Goal:
Convert the rows below into a Markdown table with two columns, No. for the row number and Line for the row's text. Leave out any blank lines.

Stored rows:
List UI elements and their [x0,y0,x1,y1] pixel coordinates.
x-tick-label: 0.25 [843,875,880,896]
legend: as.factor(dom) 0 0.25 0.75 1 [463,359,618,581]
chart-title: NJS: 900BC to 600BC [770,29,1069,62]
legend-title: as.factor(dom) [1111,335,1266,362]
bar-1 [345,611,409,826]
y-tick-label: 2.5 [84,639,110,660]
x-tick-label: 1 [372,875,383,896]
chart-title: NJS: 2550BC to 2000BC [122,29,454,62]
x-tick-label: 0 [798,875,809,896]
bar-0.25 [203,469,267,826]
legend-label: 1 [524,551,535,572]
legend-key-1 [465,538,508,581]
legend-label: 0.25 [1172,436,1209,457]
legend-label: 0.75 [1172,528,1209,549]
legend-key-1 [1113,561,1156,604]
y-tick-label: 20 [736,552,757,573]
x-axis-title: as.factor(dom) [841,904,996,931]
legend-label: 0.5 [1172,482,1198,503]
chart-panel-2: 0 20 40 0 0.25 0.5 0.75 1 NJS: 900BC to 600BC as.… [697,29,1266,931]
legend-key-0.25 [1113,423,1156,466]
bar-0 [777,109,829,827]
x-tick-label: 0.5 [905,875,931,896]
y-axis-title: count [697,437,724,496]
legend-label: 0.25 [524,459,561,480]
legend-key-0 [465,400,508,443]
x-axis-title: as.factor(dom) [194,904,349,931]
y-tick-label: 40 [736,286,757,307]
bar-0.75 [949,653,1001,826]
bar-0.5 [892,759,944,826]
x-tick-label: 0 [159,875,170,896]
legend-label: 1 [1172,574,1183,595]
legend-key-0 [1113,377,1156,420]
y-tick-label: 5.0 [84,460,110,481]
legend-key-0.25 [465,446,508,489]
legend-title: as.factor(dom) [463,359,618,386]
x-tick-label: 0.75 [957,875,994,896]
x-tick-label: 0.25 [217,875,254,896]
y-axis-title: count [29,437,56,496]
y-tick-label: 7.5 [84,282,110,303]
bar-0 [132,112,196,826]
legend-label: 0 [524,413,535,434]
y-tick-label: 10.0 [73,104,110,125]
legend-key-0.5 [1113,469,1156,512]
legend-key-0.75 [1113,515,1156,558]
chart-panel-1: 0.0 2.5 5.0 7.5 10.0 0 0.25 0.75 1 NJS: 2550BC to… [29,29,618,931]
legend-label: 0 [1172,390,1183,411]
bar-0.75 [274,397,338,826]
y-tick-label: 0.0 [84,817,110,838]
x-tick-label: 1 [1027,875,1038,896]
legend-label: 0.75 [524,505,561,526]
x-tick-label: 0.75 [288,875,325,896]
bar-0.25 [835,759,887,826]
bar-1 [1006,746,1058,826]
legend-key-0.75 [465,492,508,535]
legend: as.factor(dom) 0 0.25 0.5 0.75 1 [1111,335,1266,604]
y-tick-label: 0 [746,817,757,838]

Exercise output:
| No. | Line |
|---|---|
| 1 | List UI elements and their [x0,y0,x1,y1] pixel coordinates. |
| 2 | x-tick-label: 0.25 [843,875,880,896] |
| 3 | legend: as.factor(dom) 0 0.25 0.75 1 [463,359,618,581] |
| 4 | chart-title: NJS: 900BC to 600BC [770,29,1069,62] |
| 5 | legend-title: as.factor(dom) [1111,335,1266,362] |
| 6 | bar-1 [345,611,409,826] |
| 7 | y-tick-label: 2.5 [84,639,110,660] |
| 8 | x-tick-label: 1 [372,875,383,896] |
| 9 | chart-title: NJS: 2550BC to 2000BC [122,29,454,62] |
| 10 | x-tick-label: 0 [798,875,809,896] |
| 11 | bar-0.25 [203,469,267,826] |
| 12 | legend-label: 1 [524,551,535,572] |
| 13 | legend-key-1 [465,538,508,581] |
| 14 | legend-label: 0.25 [1172,436,1209,457] |
| 15 | legend-label: 0.75 [1172,528,1209,549] |
| 16 | legend-key-1 [1113,561,1156,604] |
| 17 | y-tick-label: 20 [736,552,757,573] |
| 18 | x-axis-title: as.factor(dom) [841,904,996,931] |
| 19 | legend-label: 0.5 [1172,482,1198,503] |
| 20 | chart-panel-2: 0 20 40 0 0.25 0.5 0.75 1 NJS: 900BC to 600BC as.… [697,29,1266,931] |
| 21 | legend-key-0.25 [1113,423,1156,466] |
| 22 | bar-0 [777,109,829,827] |
| 23 | x-tick-label: 0.5 [905,875,931,896] |
| 24 | y-axis-title: count [697,437,724,496] |
| 25 | legend-label: 0.25 [524,459,561,480] |
| 26 | legend-key-0 [465,400,508,443] |
| 27 | x-axis-title: as.factor(dom) [194,904,349,931] |
| 28 | y-tick-label: 40 [736,286,757,307] |
| 29 | bar-0.75 [949,653,1001,826] |
| 30 | bar-0.5 [892,759,944,826] |
| 31 | x-tick-label: 0 [159,875,170,896] |
| 32 | legend-label: 1 [1172,574,1183,595] |
| 33 | legend-key-0 [1113,377,1156,420] |
| 34 | y-tick-label: 5.0 [84,460,110,481] |
| 35 | legend-key-0.25 [465,446,508,489] |
| 36 | legend-title: as.factor(dom) [463,359,618,386] |
| 37 | x-tick-label: 0.75 [957,875,994,896] |
| 38 | x-tick-label: 0.25 [217,875,254,896] |
| 39 | y-axis-title: count [29,437,56,496] |
| 40 | y-tick-label: 7.5 [84,282,110,303] |
| 41 | bar-0 [132,112,196,826] |
| 42 | legend-label: 0 [524,413,535,434] |
| 43 | y-tick-label: 10.0 [73,104,110,125] |
| 44 | legend-key-0.5 [1113,469,1156,512] |
| 45 | legend-key-0.75 [1113,515,1156,558] |
| 46 | chart-panel-1: 0.0 2.5 5.0 7.5 10.0 0 0.25 0.75 1 NJS: 2550BC to… [29,29,618,931] |
| 47 | legend-label: 0 [1172,390,1183,411] |
| 48 | bar-0.75 [274,397,338,826] |
| 49 | y-tick-label: 0.0 [84,817,110,838] |
| 50 | x-tick-label: 1 [1027,875,1038,896] |
| 51 | legend-label: 0.75 [524,505,561,526] |
| 52 | x-tick-label: 0.75 [288,875,325,896] |
| 53 | bar-0.25 [835,759,887,826] |
| 54 | bar-1 [1006,746,1058,826] |
| 55 | legend-key-0.75 [465,492,508,535] |
| 56 | legend: as.factor(dom) 0 0.25 0.5 0.75 1 [1111,335,1266,604] |
| 57 | y-tick-label: 0 [746,817,757,838] |